• DATA EXCERPTS:

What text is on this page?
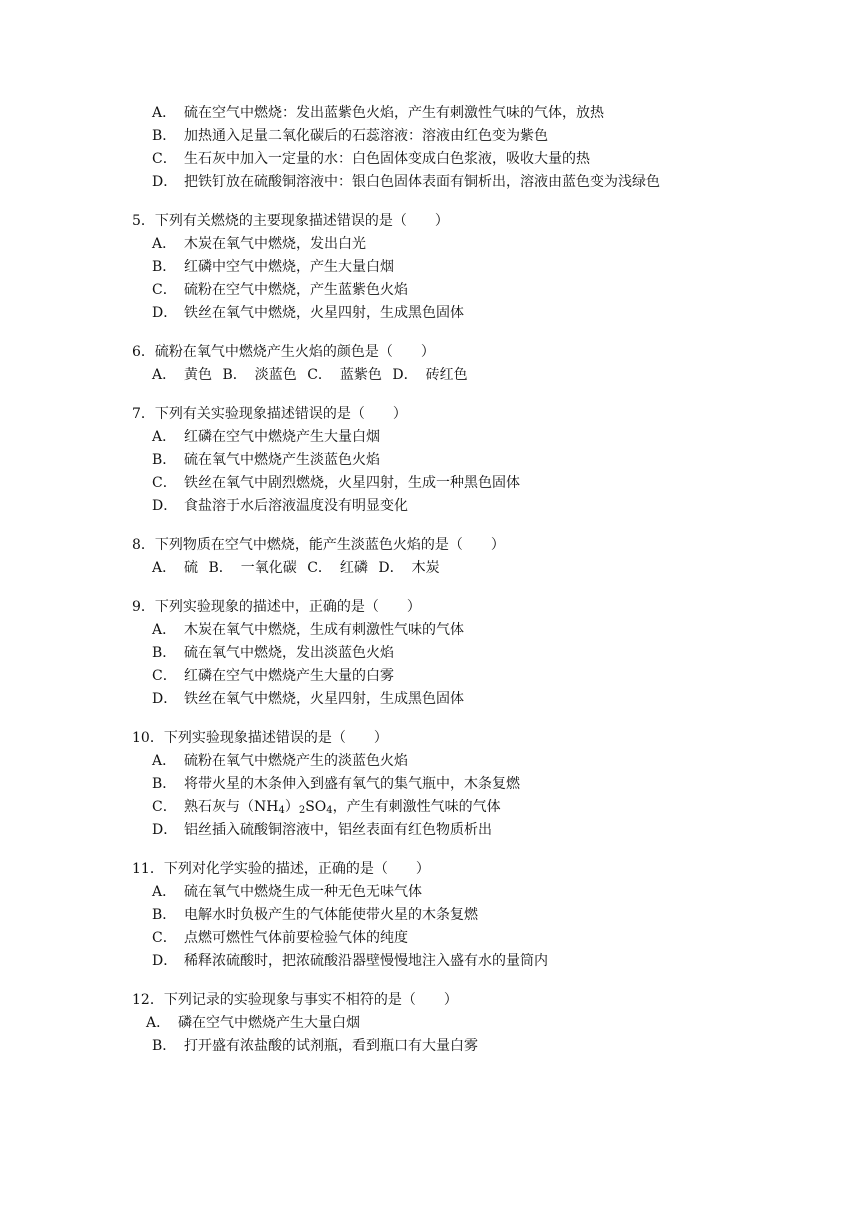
A． 硫在空气中燃烧：发出蓝紫色火焰，产生有刺激性气味的气体，放热
B． 加热通入足量二氧化碳后的石蕊溶液：溶液由红色变为紫色
C． 生石灰中加入一定量的水：白色固体变成白色浆液，吸收大量的热
D． 把铁钉放在硫酸铜溶液中：银白色固体表面有铜析出，溶液由蓝色变为浅绿色
5．下列有关燃烧的主要现象描述错误的是（　　）
A． 木炭在氧气中燃烧，发出白光
B． 红磷中空气中燃烧，产生大量白烟
C． 硫粉在空气中燃烧，产生蓝紫色火焰
D． 铁丝在氧气中燃烧，火星四射，生成黑色固体
6．硫粉在氧气中燃烧产生火焰的颜色是（　　）
A． 黄色 B． 淡蓝色 C． 蓝紫色 D． 砖红色
7．下列有关实验现象描述错误的是（　　）
A． 红磷在空气中燃烧产生大量白烟
B． 硫在氧气中燃烧产生淡蓝色火焰
C． 铁丝在氧气中剧烈燃烧，火星四射，生成一种黑色固体
D． 食盐溶于水后溶液温度没有明显变化
8．下列物质在空气中燃烧，能产生淡蓝色火焰的是（　　）
A． 硫 B． 一氧化碳 C． 红磷 D． 木炭
9．下列实验现象的描述中，正确的是（　　）
A． 木炭在氧气中燃烧，生成有刺激性气味的气体
B． 硫在氧气中燃烧，发出淡蓝色火焰
C． 红磷在空气中燃烧产生大量的白雾
D． 铁丝在氧气中燃烧，火星四射，生成黑色固体
10．下列实验现象描述错误的是（　　）
A． 硫粉在氧气中燃烧产生的淡蓝色火焰
B． 将带火星的木条伸入到盛有氧气的集气瓶中，木条复燃
C． 熟石灰与$(NH_4)_2SO_4$，产生有刺激性气味的气体
D． 铝丝插入硫酸铜溶液中，铝丝表面有红色物质析出
11．下列对化学实验的描述，正确的是（　　）
A． 硫在氧气中燃烧生成一种无色无味气体
B． 电解水时负极产生的气体能使带火星的木条复燃
C． 点燃可燃性气体前要检验气体的纯度
D． 稀释浓硫酸时，把浓硫酸沿器壁慢慢地注入盛有水的量筒内
12．下列记录的实验现象与事实不相符的是（　　）
A． 磷在空气中燃烧产生大量白烟
B． 打开盛有浓盐酸的试剂瓶，看到瓶口有大量白雾
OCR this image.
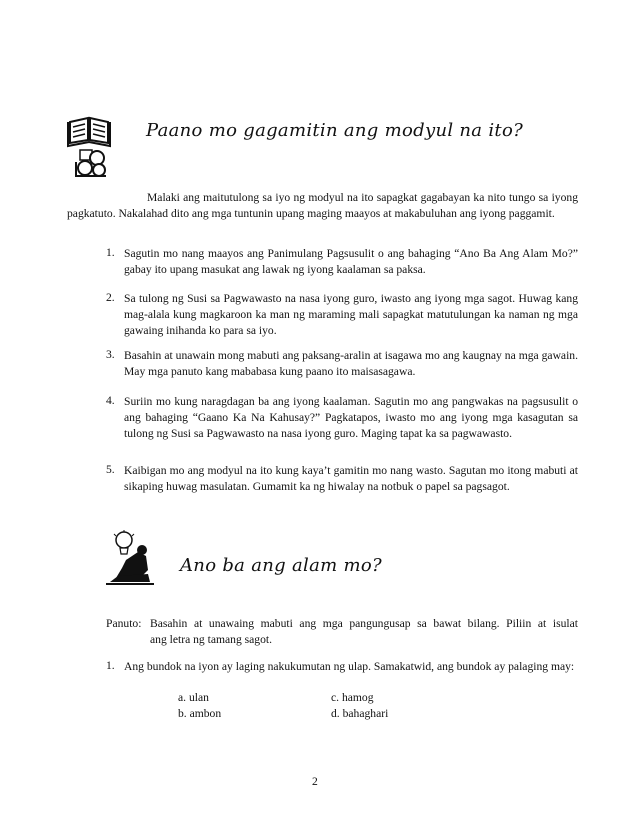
Paano mo gagamitin ang modyul na ito?
Malaki ang maitutulong sa iyo ng modyul na ito sapagkat gagabayan ka nito tungo sa iyong pagkatuto. Nakalahad dito ang mga tuntunin upang maging maayos at makabuluhan ang iyong paggamit.
1. Sagutin mo nang maayos ang Panimulang Pagsusulit o ang bahaging “Ano Ba Ang Alam Mo?” gabay ito upang masukat ang lawak ng iyong kaalaman sa paksa.
2. Sa tulong ng Susi sa Pagwawasto na nasa iyong guro, iwasto ang iyong mga sagot. Huwag kang mag-alala kung magkaroon ka man ng maraming mali sapagkat matutulungan ka naman ng mga gawaing inihanda ko para sa iyo.
3. Basahin at unawain mong mabuti ang paksang-aralin at isagawa mo ang kaugnay na mga gawain. May mga panuto kang mababasa kung paano ito maisasagawa.
4. Suriin mo kung naragdagan ba ang iyong kaalaman. Sagutin mo ang pangwakas na pagsusulit o ang bahaging “Gaano Ka Na Kahusay?” Pagkatapos, iwasto mo ang iyong mga kasagutan sa tulong ng Susi sa Pagwawasto na nasa iyong guro. Maging tapat ka sa pagwawasto.
5. Kaibigan mo ang modyul na ito kung kaya’t gamitin mo nang wasto. Sagutan mo itong mabuti at sikaping huwag masulatan. Gumamit ka ng hiwalay na notbuk o papel sa pagsagot.
Ano ba ang alam mo?
Panuto: Basahin at unawaing mabuti ang mga pangungusap sa bawat bilang. Piliin at isulat
ang letra ng tamang sagot.
1. Ang bundok na iyon ay laging nakukumutan ng ulap. Samakatwid, ang bundok ay palaging may:
a. ulan	c. hamog
b. ambon	d. bahaghari
2
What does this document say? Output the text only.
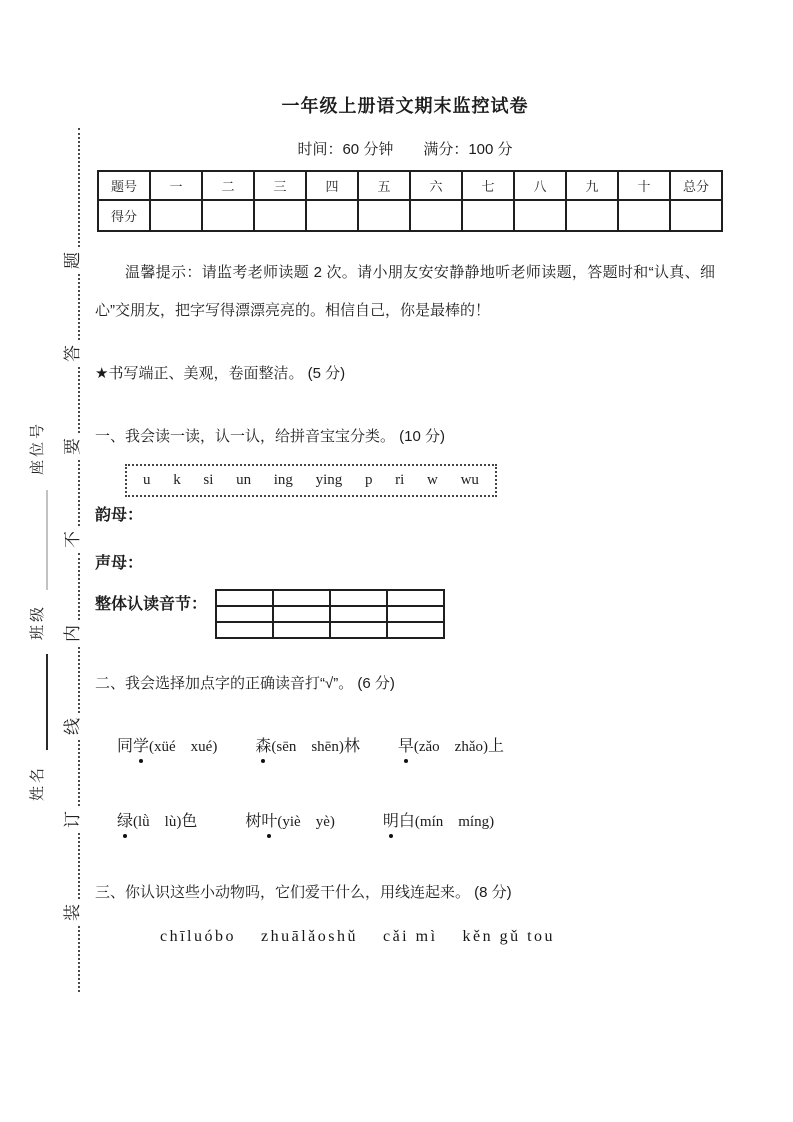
题
答
要
不
内
线
订
装
姓名
班级
座位号
一年级上册语文期末监控试卷
时间：60 分钟　　满分：100 分
题号	一	二	三	四	五	六	七	八	九	十	总分
得分											
温馨提示：请监考老师读题 2 次。请小朋友安安静静地听老师读题，答题时和“认真、细心”交朋友，把字写得漂漂亮亮的。相信自己，你是最棒的！
★书写端正、美观，卷面整洁。 (5 分)
一、我会读一读，认一认，给拼音宝宝分类。 (10 分)
u k si un ing ying p ri w wu
韵母：
声母：
整体认读音节：

二、我会选择加点字的正确读音打“√”。 (6 分)
同学(xüé　xué) 森(sēn　shēn)林 早(zǎo　zhǎo)上
绿(lǜ　lù)色	树叶(yiè　yè)	明白(mín　míng)
三、你认识这些小动物吗，它们爱干什么，用线连起来。 (8 分)
chīluóbo　 zhuālǎoshǔ　 cǎi mì　 kěn gǔ tou
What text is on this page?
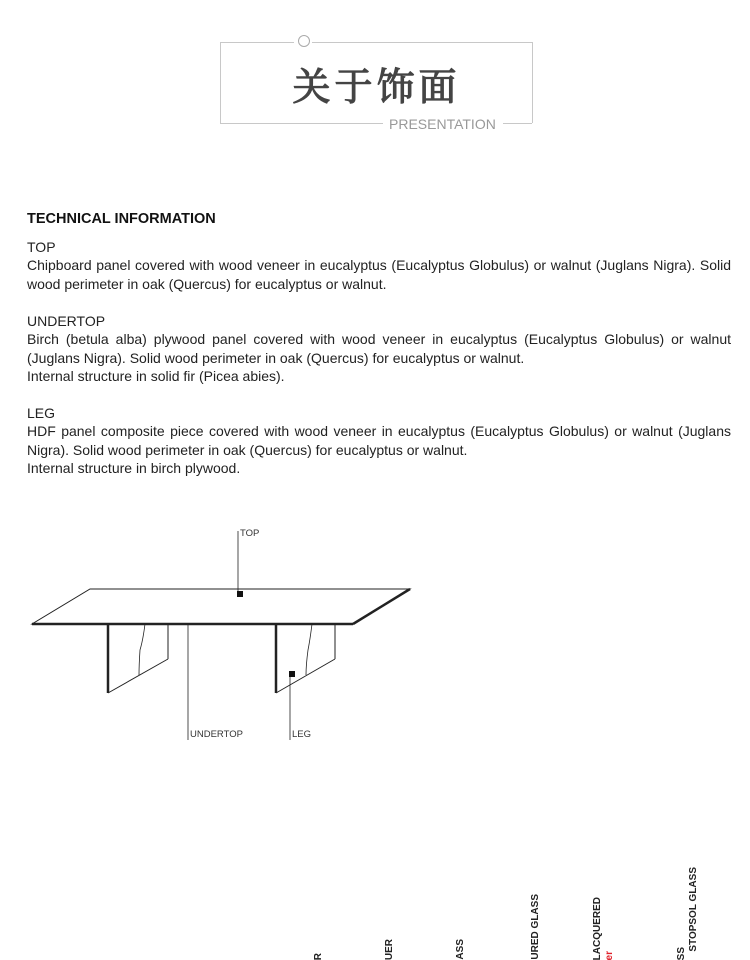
关于饰面
PRESENTATION
TECHNICAL INFORMATION

TOP

Chipboard panel covered with wood veneer in eucalyptus (Eucalyptus Globulus) or walnut (Juglans Nigra). Solid wood perimeter in oak (Quercus) for eucalyptus or walnut.

UNDERTOP

Birch (betula alba) plywood panel covered with wood veneer in eucalyptus (Eucalyptus Globulus) or walnut (Juglans Nigra). Solid wood perimeter in oak (Quercus) for eucalyptus or walnut.

Internal structure in solid fir (Picea abies).

LEG

HDF panel composite piece covered with wood veneer in eucalyptus (Eucalyptus Globulus) or walnut (Juglans Nigra). Solid wood perimeter in oak (Quercus) for eucalyptus or walnut.

Internal structure in birch plywood.

TOP
UNDERTOP	LEG
R	UER	ASS	URED GLASS	LACQUERED er	SS
STOPSOL GLASS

• WHAT IS EXPECTED:
Check each line of the entries for the string "Susi". Copy the lines that have it.

• SOLUTION FOR THIS TASK:
2. Sa tulong ng Susi sa Pagwawasto na nasa iyong guro, iwasto ang iyong mga sagot. Huwag kang mag-alala kung magkaroon ka man ng maraming mali sapagkat matutulungan ka naman ng mga gawaing inihanda ko para sa iyo.
4. Suriin mo kung naragdagan ba ang iyong kaalaman. Sagutin mo ang pangwakas na pagsusulit o ang bahaging “Gaano Ka Na Kahusay?” Pagkatapos, iwasto mo ang iyong mga kasagutan sa tulong ng Susi sa Pagwawasto na nasa iyong guro. Maging tapat ka sa pagwawasto.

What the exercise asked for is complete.